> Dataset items

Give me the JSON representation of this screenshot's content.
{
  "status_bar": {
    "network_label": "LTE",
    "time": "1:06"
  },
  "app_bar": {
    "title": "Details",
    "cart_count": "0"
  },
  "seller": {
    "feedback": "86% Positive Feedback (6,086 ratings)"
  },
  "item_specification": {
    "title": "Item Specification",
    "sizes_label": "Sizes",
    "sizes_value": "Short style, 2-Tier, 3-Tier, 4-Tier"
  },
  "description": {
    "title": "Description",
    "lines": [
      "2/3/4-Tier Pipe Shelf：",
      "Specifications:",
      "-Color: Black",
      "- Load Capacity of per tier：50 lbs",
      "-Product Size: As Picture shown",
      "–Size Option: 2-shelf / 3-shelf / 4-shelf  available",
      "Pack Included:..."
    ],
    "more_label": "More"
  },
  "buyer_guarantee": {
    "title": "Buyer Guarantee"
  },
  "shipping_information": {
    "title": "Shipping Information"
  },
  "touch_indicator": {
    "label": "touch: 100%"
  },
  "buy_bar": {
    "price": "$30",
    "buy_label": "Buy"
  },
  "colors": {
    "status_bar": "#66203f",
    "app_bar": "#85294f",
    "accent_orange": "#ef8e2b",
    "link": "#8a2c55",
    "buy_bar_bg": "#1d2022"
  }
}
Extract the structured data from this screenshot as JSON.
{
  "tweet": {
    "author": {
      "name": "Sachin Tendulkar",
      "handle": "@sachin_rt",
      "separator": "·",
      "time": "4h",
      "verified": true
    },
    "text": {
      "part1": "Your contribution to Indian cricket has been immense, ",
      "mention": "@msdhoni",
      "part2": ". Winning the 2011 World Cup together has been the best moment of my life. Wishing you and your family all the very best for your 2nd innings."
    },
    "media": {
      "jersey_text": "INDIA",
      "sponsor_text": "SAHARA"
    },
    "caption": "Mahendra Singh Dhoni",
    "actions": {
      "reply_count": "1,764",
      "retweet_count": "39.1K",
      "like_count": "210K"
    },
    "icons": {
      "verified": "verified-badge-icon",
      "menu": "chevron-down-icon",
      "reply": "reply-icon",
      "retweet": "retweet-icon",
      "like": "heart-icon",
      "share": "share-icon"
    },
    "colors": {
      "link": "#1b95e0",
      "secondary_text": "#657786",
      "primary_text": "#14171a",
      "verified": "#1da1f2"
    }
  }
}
* * *
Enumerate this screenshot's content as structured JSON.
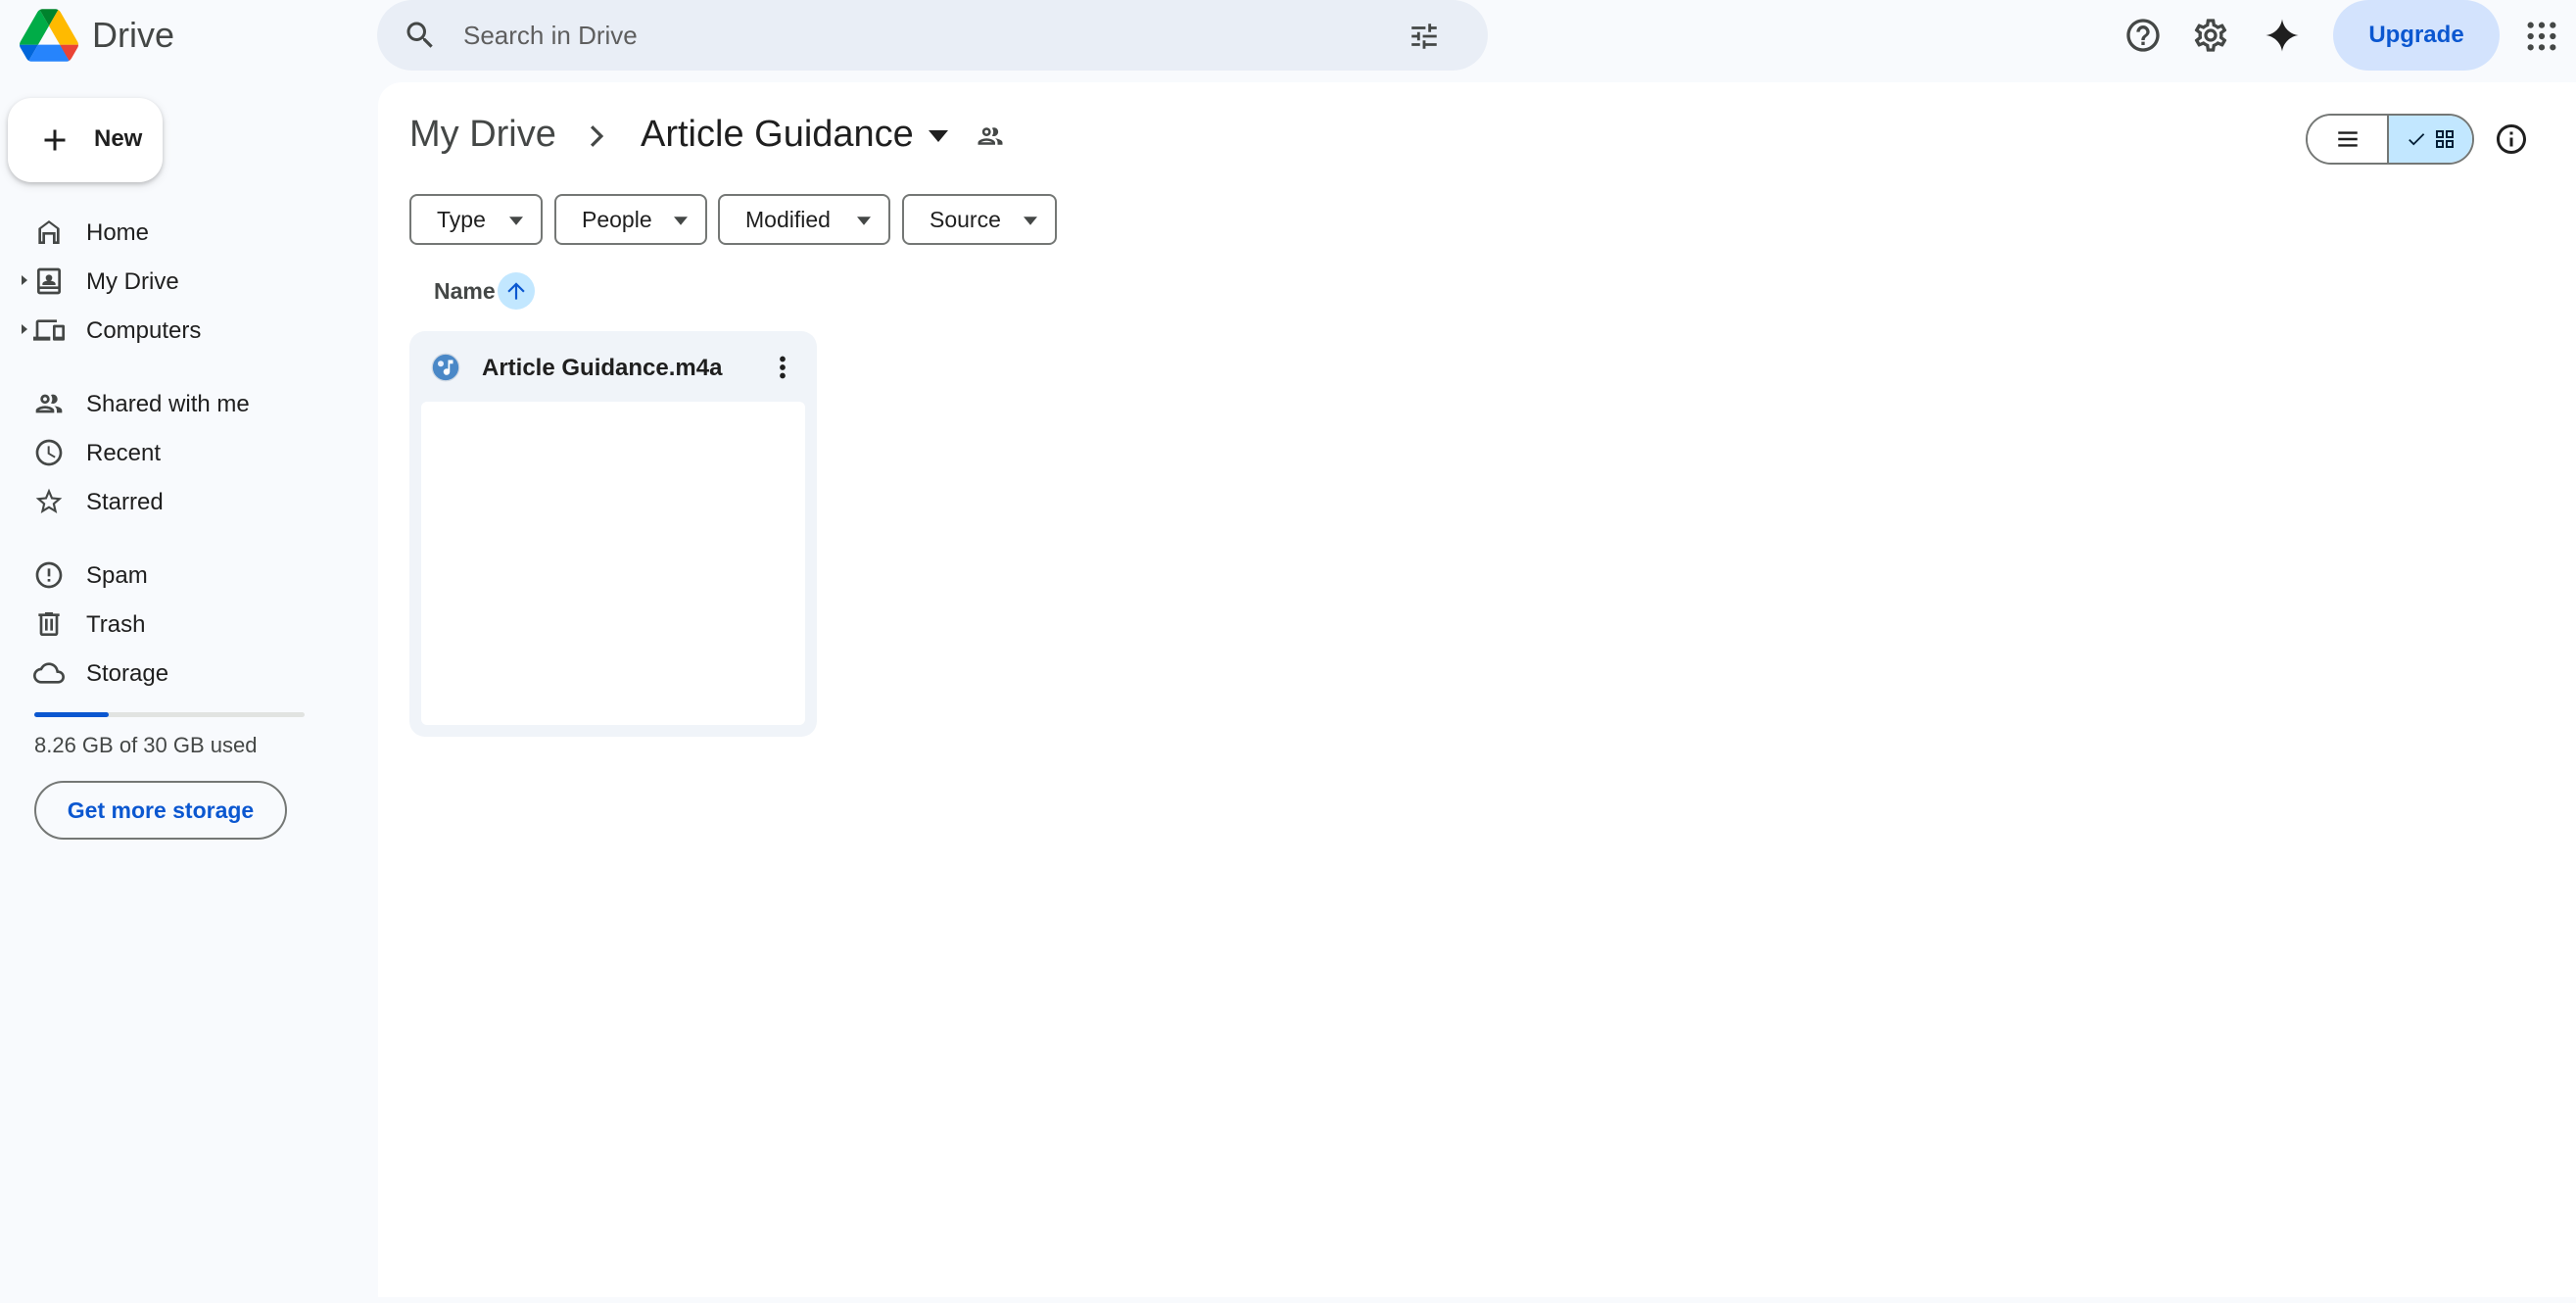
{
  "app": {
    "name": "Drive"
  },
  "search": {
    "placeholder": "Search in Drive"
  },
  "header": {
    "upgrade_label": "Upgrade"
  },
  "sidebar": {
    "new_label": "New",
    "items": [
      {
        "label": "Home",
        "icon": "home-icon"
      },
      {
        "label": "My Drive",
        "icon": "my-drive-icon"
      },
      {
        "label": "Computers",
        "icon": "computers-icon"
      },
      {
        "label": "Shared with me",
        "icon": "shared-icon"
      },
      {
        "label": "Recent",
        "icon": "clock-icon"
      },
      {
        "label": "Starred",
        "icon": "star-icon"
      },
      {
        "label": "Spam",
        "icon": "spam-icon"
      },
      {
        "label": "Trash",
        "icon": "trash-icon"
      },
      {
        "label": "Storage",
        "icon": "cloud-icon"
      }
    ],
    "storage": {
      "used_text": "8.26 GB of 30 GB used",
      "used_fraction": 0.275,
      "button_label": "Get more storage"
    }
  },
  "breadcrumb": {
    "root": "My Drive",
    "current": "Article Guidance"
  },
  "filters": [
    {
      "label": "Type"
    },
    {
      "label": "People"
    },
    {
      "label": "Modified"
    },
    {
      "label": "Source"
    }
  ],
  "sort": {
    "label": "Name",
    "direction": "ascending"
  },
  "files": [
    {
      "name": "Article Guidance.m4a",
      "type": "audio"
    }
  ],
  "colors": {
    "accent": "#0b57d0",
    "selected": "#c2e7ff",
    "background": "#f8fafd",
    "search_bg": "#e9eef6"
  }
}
...
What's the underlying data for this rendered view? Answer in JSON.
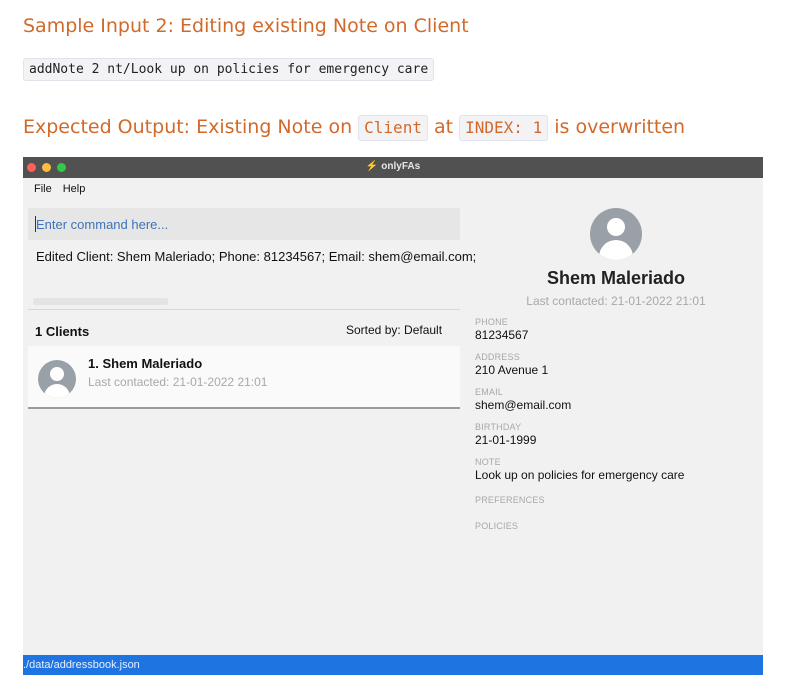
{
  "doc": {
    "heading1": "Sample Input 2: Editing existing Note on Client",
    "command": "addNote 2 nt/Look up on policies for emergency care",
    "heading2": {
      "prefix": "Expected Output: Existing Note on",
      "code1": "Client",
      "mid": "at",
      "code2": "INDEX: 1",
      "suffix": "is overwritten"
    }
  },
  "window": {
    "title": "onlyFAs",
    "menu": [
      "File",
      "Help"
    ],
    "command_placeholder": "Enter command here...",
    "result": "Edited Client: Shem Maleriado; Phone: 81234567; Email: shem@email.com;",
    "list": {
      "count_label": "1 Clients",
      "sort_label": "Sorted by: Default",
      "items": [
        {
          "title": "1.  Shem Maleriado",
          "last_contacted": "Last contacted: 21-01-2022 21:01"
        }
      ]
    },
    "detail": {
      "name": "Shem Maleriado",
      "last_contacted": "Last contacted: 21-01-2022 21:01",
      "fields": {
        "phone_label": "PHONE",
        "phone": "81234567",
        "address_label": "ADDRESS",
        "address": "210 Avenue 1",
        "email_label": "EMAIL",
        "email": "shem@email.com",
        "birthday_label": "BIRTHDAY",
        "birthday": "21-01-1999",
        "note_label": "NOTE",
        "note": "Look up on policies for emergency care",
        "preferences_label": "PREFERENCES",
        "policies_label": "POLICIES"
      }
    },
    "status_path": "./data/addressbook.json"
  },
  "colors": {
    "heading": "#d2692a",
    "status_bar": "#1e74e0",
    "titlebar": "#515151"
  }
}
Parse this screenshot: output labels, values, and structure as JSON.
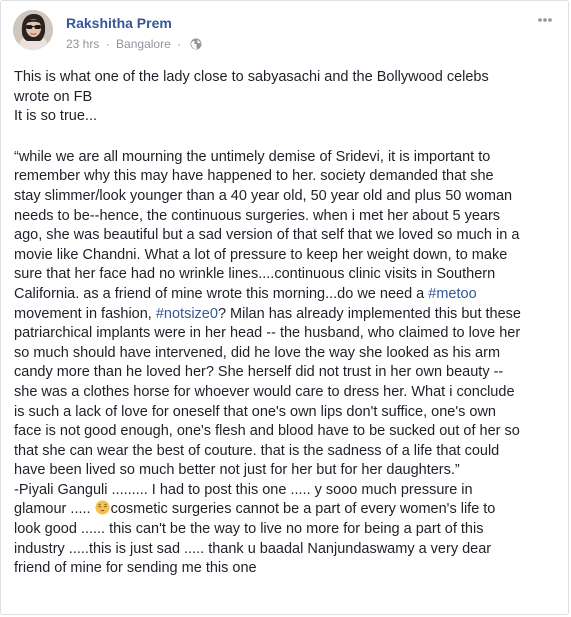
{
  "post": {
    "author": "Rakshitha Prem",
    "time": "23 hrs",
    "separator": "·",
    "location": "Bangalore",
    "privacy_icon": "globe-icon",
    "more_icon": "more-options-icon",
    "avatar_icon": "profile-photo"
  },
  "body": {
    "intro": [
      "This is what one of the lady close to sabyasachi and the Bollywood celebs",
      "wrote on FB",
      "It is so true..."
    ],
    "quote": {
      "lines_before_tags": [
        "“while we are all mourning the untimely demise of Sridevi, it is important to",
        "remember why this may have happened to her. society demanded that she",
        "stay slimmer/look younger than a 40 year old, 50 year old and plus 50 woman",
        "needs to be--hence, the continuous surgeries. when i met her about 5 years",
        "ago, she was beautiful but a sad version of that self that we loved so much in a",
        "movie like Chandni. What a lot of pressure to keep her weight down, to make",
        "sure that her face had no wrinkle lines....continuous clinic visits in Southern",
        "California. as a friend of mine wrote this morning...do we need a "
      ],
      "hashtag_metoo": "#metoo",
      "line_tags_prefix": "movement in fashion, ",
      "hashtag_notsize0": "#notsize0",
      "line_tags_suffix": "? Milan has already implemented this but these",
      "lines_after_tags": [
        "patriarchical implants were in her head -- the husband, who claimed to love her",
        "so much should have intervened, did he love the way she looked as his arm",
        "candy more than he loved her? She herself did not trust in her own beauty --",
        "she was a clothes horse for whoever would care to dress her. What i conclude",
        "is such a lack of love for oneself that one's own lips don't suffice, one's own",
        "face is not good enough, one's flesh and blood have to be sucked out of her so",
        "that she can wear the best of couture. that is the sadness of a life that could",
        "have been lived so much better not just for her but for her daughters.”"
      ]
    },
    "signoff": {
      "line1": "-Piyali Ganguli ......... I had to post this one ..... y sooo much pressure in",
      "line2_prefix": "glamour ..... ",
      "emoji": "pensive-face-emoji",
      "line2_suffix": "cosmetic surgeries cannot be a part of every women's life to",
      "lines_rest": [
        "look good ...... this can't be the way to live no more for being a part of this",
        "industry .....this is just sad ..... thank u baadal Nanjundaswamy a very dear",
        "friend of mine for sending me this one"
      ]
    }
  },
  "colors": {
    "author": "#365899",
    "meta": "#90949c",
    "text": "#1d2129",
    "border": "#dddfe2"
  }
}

> Stated goal
Among the entries above, how many lines hold the word "loved"? Reply with only that number.

> Solution to this exercise
2